- **What is asked**
Please return the full listing below without altering anything.
--- Begin ---
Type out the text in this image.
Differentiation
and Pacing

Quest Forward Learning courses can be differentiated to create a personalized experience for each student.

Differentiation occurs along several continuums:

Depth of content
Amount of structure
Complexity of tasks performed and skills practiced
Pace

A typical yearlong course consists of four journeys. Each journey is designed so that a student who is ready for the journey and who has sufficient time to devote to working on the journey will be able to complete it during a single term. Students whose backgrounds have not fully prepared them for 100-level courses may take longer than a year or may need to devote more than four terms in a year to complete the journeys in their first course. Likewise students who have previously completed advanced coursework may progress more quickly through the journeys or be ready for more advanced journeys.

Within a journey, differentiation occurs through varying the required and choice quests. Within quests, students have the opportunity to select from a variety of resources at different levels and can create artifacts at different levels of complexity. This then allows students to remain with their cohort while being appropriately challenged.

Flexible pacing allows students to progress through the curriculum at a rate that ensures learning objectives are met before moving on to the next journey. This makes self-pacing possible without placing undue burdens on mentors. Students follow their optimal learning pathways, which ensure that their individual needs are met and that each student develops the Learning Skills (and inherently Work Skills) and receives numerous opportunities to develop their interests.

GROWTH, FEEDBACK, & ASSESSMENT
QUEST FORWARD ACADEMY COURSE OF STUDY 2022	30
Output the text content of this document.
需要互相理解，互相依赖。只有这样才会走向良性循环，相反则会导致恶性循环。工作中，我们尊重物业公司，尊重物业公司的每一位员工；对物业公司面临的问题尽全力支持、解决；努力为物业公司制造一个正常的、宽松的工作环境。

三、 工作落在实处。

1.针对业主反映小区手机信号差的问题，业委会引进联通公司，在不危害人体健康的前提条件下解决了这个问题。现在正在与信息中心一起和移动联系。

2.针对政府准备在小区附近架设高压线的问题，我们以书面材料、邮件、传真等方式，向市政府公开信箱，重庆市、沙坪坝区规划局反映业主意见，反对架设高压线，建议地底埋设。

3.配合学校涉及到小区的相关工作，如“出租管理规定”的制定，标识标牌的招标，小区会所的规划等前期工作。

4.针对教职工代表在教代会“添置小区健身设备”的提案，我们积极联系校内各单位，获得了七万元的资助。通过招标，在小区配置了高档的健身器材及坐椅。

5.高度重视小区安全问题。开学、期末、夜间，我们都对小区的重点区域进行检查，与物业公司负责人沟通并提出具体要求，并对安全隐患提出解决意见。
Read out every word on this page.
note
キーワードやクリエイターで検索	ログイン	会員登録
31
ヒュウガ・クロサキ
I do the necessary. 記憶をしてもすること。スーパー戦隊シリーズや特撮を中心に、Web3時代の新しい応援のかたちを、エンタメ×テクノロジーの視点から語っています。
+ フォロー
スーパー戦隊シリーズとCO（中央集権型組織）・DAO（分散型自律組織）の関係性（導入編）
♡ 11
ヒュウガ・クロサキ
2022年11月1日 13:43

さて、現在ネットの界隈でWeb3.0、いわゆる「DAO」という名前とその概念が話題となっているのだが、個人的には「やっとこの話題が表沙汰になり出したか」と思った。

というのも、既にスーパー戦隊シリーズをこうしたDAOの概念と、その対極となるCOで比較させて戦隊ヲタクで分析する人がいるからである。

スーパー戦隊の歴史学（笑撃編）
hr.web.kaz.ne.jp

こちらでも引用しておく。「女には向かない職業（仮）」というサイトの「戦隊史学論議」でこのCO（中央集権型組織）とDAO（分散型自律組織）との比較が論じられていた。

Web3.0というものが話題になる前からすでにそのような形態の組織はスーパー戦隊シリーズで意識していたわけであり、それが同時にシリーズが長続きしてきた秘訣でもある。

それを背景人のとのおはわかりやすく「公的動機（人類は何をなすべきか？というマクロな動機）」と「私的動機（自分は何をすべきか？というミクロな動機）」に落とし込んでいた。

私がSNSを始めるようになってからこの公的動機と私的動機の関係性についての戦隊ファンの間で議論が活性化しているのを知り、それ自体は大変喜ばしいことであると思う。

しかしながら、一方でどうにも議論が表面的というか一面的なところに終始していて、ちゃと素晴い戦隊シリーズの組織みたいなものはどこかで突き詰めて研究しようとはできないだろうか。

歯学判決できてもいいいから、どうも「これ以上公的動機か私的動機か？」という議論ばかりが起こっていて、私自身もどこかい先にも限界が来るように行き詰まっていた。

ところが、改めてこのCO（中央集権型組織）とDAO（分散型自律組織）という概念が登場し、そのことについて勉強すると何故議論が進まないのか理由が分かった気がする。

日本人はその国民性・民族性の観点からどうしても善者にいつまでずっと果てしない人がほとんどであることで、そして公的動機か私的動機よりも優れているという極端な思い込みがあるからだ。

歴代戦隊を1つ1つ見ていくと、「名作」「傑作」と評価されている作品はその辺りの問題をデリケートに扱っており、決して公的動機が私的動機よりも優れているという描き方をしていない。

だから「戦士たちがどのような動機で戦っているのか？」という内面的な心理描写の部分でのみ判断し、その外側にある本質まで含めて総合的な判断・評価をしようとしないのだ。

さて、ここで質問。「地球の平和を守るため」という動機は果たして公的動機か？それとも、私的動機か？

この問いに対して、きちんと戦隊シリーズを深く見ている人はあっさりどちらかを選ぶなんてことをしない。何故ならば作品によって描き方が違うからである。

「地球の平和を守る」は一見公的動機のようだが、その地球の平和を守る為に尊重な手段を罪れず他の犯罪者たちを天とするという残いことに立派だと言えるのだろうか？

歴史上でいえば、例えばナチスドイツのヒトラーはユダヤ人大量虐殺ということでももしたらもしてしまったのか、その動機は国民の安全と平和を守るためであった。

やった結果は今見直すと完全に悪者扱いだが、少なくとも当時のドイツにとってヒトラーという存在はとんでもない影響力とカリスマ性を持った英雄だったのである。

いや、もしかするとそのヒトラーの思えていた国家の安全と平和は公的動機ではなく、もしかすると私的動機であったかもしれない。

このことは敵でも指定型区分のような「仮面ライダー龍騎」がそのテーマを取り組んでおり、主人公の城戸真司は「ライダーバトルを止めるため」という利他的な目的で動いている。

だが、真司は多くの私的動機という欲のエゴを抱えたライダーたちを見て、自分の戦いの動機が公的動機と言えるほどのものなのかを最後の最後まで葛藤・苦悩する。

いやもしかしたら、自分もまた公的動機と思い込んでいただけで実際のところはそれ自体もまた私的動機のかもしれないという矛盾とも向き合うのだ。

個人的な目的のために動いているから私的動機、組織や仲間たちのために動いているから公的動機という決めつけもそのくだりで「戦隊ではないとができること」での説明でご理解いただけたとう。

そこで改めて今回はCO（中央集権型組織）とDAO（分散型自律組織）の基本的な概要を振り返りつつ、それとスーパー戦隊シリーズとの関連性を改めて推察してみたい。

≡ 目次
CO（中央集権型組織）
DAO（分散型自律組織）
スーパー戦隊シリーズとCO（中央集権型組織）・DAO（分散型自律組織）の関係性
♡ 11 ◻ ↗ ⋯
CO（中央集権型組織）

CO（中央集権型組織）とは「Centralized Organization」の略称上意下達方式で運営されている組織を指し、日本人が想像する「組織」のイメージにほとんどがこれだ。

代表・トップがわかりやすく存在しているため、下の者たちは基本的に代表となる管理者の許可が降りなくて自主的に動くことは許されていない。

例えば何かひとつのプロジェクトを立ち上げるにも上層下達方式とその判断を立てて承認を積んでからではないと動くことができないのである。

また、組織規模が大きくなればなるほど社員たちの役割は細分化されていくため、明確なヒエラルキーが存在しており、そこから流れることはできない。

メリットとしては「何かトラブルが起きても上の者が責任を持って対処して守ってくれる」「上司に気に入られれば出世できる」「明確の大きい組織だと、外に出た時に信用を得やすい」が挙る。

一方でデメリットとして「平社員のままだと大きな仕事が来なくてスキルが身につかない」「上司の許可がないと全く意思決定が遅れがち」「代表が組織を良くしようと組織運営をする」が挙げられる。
--- End ---
- **Response to the exercise**
Type out the text in this image.
Differentiation
and Pacing

Quest Forward Learning courses can be differentiated to create a personalized experience for each student.

Differentiation occurs along several continuums:

Depth of content
Amount of structure
Complexity of tasks performed and skills practiced
Pace

A typical yearlong course consists of four journeys. Each journey is designed so that a student who is ready for the journey and who has sufficient time to devote to working on the journey will be able to complete it during a single term. Students whose backgrounds have not fully prepared them for 100-level courses may take longer than a year or may need to devote more than four terms in a year to complete the journeys in their first course. Likewise students who have previously completed advanced coursework may progress more quickly through the journeys or be ready for more advanced journeys.

Within a journey, differentiation occurs through varying the required and choice quests. Within quests, students have the opportunity to select from a variety of resources at different levels and can create artifacts at different levels of complexity. This then allows students to remain with their cohort while being appropriately challenged.

Flexible pacing allows students to progress through the curriculum at a rate that ensures learning objectives are met before moving on to the next journey. This makes self-pacing possible without placing undue burdens on mentors. Students follow their optimal learning pathways, which ensure that their individual needs are met and that each student develops the Learning Skills (and inherently Work Skills) and receives numerous opportunities to develop their interests.

GROWTH, FEEDBACK, & ASSESSMENT
QUEST FORWARD ACADEMY COURSE OF STUDY 2022	30
Output the text content of this document.
需要互相理解，互相依赖。只有这样才会走向良性循环，相反则会导致恶性循环。工作中，我们尊重物业公司，尊重物业公司的每一位员工；对物业公司面临的问题尽全力支持、解决；努力为物业公司制造一个正常的、宽松的工作环境。

三、 工作落在实处。

1.针对业主反映小区手机信号差的问题，业委会引进联通公司，在不危害人体健康的前提条件下解决了这个问题。现在正在与信息中心一起和移动联系。

2.针对政府准备在小区附近架设高压线的问题，我们以书面材料、邮件、传真等方式，向市政府公开信箱，重庆市、沙坪坝区规划局反映业主意见，反对架设高压线，建议地底埋设。

3.配合学校涉及到小区的相关工作，如“出租管理规定”的制定，标识标牌的招标，小区会所的规划等前期工作。

4.针对教职工代表在教代会“添置小区健身设备”的提案，我们积极联系校内各单位，获得了七万元的资助。通过招标，在小区配置了高档的健身器材及坐椅。

5.高度重视小区安全问题。开学、期末、夜间，我们都对小区的重点区域进行检查，与物业公司负责人沟通并提出具体要求，并对安全隐患提出解决意见。
Read out every word on this page.
note
キーワードやクリエイターで検索	ログイン	会員登録
31
ヒュウガ・クロサキ
I do the necessary. 記憶をしてもすること。スーパー戦隊シリーズや特撮を中心に、Web3時代の新しい応援のかたちを、エンタメ×テクノロジーの視点から語っています。
+ フォロー
スーパー戦隊シリーズとCO（中央集権型組織）・DAO（分散型自律組織）の関係性（導入編）
♡ 11
ヒュウガ・クロサキ
2022年11月1日 13:43

さて、現在ネットの界隈でWeb3.0、いわゆる「DAO」という名前とその概念が話題となっているのだが、個人的には「やっとこの話題が表沙汰になり出したか」と思った。

というのも、既にスーパー戦隊シリーズをこうしたDAOの概念と、その対極となるCOで比較させて戦隊ヲタクで分析する人がいるからである。

スーパー戦隊の歴史学（笑撃編）
hr.web.kaz.ne.jp

こちらでも引用しておく。「女には向かない職業（仮）」というサイトの「戦隊史学論議」でこのCO（中央集権型組織）とDAO（分散型自律組織）との比較が論じられていた。

Web3.0というものが話題になる前からすでにそのような形態の組織はスーパー戦隊シリーズで意識していたわけであり、それが同時にシリーズが長続きしてきた秘訣でもある。

それを背景人のとのおはわかりやすく「公的動機（人類は何をなすべきか？というマクロな動機）」と「私的動機（自分は何をすべきか？というミクロな動機）」に落とし込んでいた。

私がSNSを始めるようになってからこの公的動機と私的動機の関係性についての戦隊ファンの間で議論が活性化しているのを知り、それ自体は大変喜ばしいことであると思う。

しかしながら、一方でどうにも議論が表面的というか一面的なところに終始していて、ちゃと素晴い戦隊シリーズの組織みたいなものはどこかで突き詰めて研究しようとはできないだろうか。

歯学判決できてもいいいから、どうも「これ以上公的動機か私的動機か？」という議論ばかりが起こっていて、私自身もどこかい先にも限界が来るように行き詰まっていた。

ところが、改めてこのCO（中央集権型組織）とDAO（分散型自律組織）という概念が登場し、そのことについて勉強すると何故議論が進まないのか理由が分かった気がする。

日本人はその国民性・民族性の観点からどうしても善者にいつまでずっと果てしない人がほとんどであることで、そして公的動機か私的動機よりも優れているという極端な思い込みがあるからだ。

歴代戦隊を1つ1つ見ていくと、「名作」「傑作」と評価されている作品はその辺りの問題をデリケートに扱っており、決して公的動機が私的動機よりも優れているという描き方をしていない。

だから「戦士たちがどのような動機で戦っているのか？」という内面的な心理描写の部分でのみ判断し、その外側にある本質まで含めて総合的な判断・評価をしようとしないのだ。

さて、ここで質問。「地球の平和を守るため」という動機は果たして公的動機か？それとも、私的動機か？

この問いに対して、きちんと戦隊シリーズを深く見ている人はあっさりどちらかを選ぶなんてことをしない。何故ならば作品によって描き方が違うからである。

「地球の平和を守る」は一見公的動機のようだが、その地球の平和を守る為に尊重な手段を罪れず他の犯罪者たちを天とするという残いことに立派だと言えるのだろうか？

歴史上でいえば、例えばナチスドイツのヒトラーはユダヤ人大量虐殺ということでももしたらもしてしまったのか、その動機は国民の安全と平和を守るためであった。

やった結果は今見直すと完全に悪者扱いだが、少なくとも当時のドイツにとってヒトラーという存在はとんでもない影響力とカリスマ性を持った英雄だったのである。

いや、もしかするとそのヒトラーの思えていた国家の安全と平和は公的動機ではなく、もしかすると私的動機であったかもしれない。

このことは敵でも指定型区分のような「仮面ライダー龍騎」がそのテーマを取り組んでおり、主人公の城戸真司は「ライダーバトルを止めるため」という利他的な目的で動いている。

だが、真司は多くの私的動機という欲のエゴを抱えたライダーたちを見て、自分の戦いの動機が公的動機と言えるほどのものなのかを最後の最後まで葛藤・苦悩する。

いやもしかしたら、自分もまた公的動機と思い込んでいただけで実際のところはそれ自体もまた私的動機のかもしれないという矛盾とも向き合うのだ。

個人的な目的のために動いているから私的動機、組織や仲間たちのために動いているから公的動機という決めつけもそのくだりで「戦隊ではないとができること」での説明でご理解いただけたとう。

そこで改めて今回はCO（中央集権型組織）とDAO（分散型自律組織）の基本的な概要を振り返りつつ、それとスーパー戦隊シリーズとの関連性を改めて推察してみたい。

≡ 目次
CO（中央集権型組織）
DAO（分散型自律組織）
スーパー戦隊シリーズとCO（中央集権型組織）・DAO（分散型自律組織）の関係性
♡ 11 ◻ ↗ ⋯
CO（中央集権型組織）

CO（中央集権型組織）とは「Centralized Organization」の略称上意下達方式で運営されている組織を指し、日本人が想像する「組織」のイメージにほとんどがこれだ。

代表・トップがわかりやすく存在しているため、下の者たちは基本的に代表となる管理者の許可が降りなくて自主的に動くことは許されていない。

例えば何かひとつのプロジェクトを立ち上げるにも上層下達方式とその判断を立てて承認を積んでからではないと動くことができないのである。

また、組織規模が大きくなればなるほど社員たちの役割は細分化されていくため、明確なヒエラルキーが存在しており、そこから流れることはできない。

メリットとしては「何かトラブルが起きても上の者が責任を持って対処して守ってくれる」「上司に気に入られれば出世できる」「明確の大きい組織だと、外に出た時に信用を得やすい」が挙る。

一方でデメリットとして「平社員のままだと大きな仕事が来なくてスキルが身につかない」「上司の許可がないと全く意思決定が遅れがち」「代表が組織を良くしようと組織運営をする」が挙げられる。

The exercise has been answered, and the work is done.